# DATA PROVIDED:

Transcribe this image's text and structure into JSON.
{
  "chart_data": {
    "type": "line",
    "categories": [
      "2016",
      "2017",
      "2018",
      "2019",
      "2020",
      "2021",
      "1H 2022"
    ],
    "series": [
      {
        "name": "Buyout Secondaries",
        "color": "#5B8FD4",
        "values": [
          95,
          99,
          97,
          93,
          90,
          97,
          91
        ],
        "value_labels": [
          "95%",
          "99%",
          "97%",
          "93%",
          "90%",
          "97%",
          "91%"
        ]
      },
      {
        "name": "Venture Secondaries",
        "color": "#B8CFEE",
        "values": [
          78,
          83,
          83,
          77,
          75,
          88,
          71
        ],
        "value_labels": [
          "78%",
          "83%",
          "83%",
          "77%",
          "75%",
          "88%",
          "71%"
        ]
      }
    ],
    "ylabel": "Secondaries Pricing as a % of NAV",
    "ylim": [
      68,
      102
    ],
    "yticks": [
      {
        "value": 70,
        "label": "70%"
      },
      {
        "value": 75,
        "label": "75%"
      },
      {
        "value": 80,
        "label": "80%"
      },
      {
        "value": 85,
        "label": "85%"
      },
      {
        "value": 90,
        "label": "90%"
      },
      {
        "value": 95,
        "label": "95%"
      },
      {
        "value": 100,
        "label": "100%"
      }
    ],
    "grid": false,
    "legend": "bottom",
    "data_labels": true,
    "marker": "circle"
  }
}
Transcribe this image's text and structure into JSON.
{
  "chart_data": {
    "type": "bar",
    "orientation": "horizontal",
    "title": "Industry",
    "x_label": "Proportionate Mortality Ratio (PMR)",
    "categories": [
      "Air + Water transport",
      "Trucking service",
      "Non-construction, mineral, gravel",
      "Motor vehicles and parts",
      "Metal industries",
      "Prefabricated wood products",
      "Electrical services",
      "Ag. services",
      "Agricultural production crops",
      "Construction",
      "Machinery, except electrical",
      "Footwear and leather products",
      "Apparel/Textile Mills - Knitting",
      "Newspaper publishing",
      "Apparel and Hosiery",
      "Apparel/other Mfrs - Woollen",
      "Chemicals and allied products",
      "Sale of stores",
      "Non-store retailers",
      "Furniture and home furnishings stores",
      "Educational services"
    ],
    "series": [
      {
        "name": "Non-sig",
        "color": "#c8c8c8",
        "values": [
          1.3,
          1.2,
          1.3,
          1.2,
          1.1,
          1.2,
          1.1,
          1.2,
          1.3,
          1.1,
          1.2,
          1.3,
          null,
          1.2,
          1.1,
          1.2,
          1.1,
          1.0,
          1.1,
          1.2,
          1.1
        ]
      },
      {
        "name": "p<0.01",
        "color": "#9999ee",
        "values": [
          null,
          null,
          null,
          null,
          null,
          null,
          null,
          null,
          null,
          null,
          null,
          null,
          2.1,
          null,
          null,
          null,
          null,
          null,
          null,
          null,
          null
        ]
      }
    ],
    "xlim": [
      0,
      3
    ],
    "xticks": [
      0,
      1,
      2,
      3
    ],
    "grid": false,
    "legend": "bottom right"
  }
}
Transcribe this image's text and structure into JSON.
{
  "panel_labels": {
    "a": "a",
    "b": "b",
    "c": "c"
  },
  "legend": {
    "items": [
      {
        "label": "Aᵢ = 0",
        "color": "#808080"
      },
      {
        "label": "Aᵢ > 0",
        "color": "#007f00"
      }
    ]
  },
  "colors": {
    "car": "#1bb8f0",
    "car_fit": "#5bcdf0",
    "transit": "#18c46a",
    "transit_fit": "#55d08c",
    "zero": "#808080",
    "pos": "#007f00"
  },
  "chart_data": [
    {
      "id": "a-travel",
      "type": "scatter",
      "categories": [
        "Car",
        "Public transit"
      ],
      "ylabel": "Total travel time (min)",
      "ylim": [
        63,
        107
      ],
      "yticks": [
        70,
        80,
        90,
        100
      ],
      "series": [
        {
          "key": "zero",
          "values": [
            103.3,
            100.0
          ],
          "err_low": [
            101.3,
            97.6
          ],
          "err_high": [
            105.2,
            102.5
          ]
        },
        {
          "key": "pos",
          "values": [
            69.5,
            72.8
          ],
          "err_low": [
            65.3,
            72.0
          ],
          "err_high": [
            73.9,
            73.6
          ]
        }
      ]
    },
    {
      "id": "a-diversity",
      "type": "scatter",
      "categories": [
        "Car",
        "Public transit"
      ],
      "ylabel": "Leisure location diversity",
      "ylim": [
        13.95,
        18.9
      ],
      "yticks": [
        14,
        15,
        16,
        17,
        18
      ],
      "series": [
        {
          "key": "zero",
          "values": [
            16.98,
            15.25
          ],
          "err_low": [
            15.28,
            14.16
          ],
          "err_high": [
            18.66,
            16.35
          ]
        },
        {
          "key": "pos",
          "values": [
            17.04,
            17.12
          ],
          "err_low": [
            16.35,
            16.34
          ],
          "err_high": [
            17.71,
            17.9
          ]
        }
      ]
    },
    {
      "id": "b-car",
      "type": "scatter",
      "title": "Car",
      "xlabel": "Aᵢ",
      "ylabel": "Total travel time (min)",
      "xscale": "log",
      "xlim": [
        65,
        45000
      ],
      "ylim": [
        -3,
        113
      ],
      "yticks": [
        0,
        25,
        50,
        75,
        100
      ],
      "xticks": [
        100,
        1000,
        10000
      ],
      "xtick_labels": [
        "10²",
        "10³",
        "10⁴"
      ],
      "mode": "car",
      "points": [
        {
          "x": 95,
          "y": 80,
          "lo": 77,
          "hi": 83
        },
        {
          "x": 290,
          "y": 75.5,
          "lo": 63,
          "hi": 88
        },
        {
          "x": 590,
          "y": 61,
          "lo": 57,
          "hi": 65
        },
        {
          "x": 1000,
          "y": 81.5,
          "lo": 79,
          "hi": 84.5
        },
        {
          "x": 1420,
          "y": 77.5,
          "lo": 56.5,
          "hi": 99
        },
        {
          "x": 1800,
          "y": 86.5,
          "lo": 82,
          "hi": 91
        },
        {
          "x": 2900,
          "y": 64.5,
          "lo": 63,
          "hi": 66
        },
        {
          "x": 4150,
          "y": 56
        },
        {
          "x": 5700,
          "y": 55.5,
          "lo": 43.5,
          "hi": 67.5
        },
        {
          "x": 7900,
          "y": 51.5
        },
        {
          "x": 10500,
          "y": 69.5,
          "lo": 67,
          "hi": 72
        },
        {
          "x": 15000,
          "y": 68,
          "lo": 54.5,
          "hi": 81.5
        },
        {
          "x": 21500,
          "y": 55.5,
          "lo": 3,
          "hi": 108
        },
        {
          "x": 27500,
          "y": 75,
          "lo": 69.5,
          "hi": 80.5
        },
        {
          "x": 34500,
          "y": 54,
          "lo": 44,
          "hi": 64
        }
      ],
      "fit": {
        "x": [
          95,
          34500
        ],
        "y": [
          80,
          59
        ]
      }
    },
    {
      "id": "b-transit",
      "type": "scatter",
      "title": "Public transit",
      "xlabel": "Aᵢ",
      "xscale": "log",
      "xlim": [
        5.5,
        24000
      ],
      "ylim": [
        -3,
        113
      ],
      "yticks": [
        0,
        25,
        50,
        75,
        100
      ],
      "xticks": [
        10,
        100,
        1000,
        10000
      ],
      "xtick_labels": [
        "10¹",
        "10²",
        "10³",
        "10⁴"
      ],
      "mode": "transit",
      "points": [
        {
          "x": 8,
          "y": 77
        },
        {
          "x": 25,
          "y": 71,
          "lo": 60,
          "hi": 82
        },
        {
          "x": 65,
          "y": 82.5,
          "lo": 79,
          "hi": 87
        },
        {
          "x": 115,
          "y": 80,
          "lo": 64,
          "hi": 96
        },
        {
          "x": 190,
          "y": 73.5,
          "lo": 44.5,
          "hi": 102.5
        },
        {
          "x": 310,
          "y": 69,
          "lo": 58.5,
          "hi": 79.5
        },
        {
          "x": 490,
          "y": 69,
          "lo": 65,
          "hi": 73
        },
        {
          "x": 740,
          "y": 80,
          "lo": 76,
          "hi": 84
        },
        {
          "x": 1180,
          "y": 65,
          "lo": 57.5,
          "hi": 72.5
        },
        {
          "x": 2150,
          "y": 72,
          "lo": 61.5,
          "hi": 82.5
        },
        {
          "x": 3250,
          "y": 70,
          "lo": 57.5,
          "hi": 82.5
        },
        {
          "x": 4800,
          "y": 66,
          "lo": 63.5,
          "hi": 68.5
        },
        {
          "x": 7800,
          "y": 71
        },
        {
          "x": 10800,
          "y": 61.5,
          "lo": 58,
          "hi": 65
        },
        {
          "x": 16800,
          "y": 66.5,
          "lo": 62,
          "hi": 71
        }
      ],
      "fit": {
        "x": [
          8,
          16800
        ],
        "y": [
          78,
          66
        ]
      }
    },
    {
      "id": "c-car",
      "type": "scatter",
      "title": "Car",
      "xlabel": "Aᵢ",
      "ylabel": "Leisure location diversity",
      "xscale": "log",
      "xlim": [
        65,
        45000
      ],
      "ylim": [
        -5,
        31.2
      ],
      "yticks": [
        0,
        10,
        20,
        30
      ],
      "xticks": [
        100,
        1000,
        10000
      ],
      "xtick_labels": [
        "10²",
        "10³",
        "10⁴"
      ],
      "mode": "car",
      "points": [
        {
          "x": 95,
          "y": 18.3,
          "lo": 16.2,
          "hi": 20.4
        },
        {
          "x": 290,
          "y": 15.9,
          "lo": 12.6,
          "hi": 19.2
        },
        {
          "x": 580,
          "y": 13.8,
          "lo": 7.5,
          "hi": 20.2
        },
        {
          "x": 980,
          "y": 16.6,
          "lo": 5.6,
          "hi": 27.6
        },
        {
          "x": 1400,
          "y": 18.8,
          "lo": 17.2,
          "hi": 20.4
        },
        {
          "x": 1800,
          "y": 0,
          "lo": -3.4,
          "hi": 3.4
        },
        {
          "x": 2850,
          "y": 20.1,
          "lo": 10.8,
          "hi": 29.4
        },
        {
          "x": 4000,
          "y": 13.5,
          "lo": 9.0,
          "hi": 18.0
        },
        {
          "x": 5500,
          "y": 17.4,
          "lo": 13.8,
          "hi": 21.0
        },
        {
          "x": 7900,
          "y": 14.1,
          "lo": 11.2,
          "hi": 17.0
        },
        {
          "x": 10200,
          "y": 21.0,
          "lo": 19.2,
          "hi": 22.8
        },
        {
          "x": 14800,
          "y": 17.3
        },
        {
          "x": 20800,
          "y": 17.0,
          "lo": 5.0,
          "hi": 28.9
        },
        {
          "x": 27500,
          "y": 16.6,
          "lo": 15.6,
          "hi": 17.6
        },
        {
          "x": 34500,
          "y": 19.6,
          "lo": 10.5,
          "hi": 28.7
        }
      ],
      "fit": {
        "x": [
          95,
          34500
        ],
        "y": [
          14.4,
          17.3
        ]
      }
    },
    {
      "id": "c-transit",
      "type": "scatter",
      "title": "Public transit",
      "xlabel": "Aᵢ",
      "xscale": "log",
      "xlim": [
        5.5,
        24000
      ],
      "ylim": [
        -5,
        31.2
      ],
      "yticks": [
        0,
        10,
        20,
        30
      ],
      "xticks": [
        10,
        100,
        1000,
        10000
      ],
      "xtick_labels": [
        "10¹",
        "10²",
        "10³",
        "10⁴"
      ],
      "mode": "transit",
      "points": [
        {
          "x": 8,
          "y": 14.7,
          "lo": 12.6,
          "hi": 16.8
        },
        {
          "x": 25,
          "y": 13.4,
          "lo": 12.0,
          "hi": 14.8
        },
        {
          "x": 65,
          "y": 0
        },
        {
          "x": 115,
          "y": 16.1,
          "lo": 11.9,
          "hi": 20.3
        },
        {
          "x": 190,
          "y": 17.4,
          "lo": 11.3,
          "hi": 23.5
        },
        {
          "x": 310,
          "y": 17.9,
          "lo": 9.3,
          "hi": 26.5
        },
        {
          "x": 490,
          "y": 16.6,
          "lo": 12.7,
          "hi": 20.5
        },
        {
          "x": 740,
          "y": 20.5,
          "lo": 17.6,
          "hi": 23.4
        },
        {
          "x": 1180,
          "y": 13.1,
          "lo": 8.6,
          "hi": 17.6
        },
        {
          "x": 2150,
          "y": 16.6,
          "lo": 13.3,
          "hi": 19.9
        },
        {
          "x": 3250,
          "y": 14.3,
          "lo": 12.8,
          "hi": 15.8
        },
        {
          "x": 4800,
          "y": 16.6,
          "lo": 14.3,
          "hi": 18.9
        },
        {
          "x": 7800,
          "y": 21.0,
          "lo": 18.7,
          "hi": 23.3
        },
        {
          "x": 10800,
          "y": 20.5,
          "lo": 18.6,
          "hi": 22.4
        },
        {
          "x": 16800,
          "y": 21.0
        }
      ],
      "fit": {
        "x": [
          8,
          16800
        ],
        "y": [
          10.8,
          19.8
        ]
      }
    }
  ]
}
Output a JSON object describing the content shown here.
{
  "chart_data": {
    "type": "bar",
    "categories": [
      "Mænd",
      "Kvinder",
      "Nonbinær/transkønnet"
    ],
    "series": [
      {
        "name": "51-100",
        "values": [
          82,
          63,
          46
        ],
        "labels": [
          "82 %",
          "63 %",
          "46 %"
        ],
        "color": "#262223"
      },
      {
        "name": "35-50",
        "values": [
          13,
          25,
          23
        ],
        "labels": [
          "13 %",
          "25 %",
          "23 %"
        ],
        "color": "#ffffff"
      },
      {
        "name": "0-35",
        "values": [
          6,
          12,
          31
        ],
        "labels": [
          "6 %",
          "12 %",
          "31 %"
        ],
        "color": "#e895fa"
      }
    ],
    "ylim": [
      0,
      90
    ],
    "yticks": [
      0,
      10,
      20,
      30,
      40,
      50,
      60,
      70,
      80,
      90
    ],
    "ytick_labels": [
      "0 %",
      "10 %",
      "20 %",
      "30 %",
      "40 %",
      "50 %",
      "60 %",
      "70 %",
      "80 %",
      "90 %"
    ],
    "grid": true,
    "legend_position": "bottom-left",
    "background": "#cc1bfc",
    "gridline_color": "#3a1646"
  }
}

# WORK REQUIRED:
Restate the final lines of the listing above word for word, beginning at the line that contains "Output a JSON".

# EXPECTED OUTPUT:
Output a JSON object describing the content shown here.
{
  "chart_data": {
    "type": "bar",
    "categories": [
      "Mænd",
      "Kvinder",
      "Nonbinær/transkønnet"
    ],
    "series": [
      {
        "name": "51-100",
        "values": [
          82,
          63,
          46
        ],
        "labels": [
          "82 %",
          "63 %",
          "46 %"
        ],
        "color": "#262223"
      },
      {
        "name": "35-50",
        "values": [
          13,
          25,
          23
        ],
        "labels": [
          "13 %",
          "25 %",
          "23 %"
        ],
        "color": "#ffffff"
      },
      {
        "name": "0-35",
        "values": [
          6,
          12,
          31
        ],
        "labels": [
          "6 %",
          "12 %",
          "31 %"
        ],
        "color": "#e895fa"
      }
    ],
    "ylim": [
      0,
      90
    ],
    "yticks": [
      0,
      10,
      20,
      30,
      40,
      50,
      60,
      70,
      80,
      90
    ],
    "ytick_labels": [
      "0 %",
      "10 %",
      "20 %",
      "30 %",
      "40 %",
      "50 %",
      "60 %",
      "70 %",
      "80 %",
      "90 %"
    ],
    "grid": true,
    "legend_position": "bottom-left",
    "background": "#cc1bfc",
    "gridline_color": "#3a1646"
  }
}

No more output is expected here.